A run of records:
┄┄┄┄┄┄┄┄┄┄

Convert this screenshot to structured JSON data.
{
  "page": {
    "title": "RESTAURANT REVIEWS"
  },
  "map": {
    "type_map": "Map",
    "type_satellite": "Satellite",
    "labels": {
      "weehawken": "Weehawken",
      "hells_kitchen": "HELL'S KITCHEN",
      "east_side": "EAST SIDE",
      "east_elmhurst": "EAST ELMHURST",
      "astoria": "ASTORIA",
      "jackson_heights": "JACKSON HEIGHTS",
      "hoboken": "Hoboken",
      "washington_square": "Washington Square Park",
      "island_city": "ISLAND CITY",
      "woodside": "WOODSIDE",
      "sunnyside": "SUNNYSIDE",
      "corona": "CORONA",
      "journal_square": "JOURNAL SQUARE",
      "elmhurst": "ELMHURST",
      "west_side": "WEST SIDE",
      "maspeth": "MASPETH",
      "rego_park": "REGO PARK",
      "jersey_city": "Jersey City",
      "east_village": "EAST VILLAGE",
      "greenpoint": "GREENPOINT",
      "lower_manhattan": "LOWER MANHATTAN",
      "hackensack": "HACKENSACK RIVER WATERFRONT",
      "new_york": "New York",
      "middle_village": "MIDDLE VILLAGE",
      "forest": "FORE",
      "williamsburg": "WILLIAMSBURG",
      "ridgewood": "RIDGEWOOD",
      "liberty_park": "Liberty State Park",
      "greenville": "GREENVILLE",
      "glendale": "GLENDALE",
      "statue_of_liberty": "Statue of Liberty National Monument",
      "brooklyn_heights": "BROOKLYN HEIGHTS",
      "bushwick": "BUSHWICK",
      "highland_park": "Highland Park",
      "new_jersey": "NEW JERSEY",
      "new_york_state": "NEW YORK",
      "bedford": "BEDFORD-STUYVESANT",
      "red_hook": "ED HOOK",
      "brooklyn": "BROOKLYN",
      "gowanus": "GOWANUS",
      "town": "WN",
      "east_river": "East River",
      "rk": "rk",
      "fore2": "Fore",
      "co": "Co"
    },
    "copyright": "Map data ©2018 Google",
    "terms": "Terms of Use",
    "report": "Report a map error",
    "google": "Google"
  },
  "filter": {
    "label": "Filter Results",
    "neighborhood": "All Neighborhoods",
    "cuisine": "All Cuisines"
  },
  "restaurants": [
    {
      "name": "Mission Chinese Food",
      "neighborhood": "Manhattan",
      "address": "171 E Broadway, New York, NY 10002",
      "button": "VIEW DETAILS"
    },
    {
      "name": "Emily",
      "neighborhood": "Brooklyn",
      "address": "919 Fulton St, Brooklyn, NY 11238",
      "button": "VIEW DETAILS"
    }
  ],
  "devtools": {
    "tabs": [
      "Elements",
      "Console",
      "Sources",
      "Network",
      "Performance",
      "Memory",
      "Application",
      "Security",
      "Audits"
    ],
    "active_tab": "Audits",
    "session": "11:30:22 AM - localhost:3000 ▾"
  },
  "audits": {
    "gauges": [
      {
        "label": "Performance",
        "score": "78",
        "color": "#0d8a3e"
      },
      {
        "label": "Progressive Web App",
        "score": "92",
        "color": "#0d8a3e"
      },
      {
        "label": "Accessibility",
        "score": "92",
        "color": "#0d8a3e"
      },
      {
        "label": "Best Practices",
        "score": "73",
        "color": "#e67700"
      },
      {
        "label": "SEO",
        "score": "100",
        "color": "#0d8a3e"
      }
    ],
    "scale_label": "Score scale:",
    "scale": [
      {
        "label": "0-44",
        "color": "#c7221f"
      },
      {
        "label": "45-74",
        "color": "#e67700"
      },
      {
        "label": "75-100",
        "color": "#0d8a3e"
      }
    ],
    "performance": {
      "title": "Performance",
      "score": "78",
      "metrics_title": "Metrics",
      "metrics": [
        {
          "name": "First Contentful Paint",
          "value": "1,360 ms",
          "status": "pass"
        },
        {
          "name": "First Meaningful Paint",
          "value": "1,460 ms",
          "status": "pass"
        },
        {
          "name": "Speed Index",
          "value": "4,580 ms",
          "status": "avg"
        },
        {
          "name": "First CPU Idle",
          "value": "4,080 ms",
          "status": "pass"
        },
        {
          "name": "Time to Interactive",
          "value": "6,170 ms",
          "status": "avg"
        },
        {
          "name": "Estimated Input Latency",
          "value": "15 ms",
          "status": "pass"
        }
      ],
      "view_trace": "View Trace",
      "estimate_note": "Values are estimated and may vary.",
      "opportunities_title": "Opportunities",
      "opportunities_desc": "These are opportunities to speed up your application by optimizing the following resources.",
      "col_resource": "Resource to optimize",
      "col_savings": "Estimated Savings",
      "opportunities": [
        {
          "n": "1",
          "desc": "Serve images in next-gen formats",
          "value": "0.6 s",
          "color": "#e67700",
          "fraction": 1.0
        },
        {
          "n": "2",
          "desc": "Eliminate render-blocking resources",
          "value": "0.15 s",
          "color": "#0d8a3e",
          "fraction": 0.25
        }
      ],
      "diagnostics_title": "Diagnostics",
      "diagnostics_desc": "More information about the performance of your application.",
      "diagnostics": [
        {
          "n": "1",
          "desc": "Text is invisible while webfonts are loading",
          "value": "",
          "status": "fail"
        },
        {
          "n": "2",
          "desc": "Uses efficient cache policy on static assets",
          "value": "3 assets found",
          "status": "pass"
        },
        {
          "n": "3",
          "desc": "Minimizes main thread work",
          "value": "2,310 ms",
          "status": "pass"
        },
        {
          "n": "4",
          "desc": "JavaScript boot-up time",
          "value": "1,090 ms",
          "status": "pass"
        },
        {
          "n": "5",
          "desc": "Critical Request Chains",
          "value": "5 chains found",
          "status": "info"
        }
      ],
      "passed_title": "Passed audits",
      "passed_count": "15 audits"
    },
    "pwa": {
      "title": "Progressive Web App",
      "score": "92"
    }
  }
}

┄┄┄┄┄┄┄┄┄┄

→ **What you will do**
Show the lines of the records that contain the word "neighborhood".

→ **Written answer**
    "neighborhood": "All Neighborhoods",
      "neighborhood": "Manhattan",
      "neighborhood": "Brooklyn",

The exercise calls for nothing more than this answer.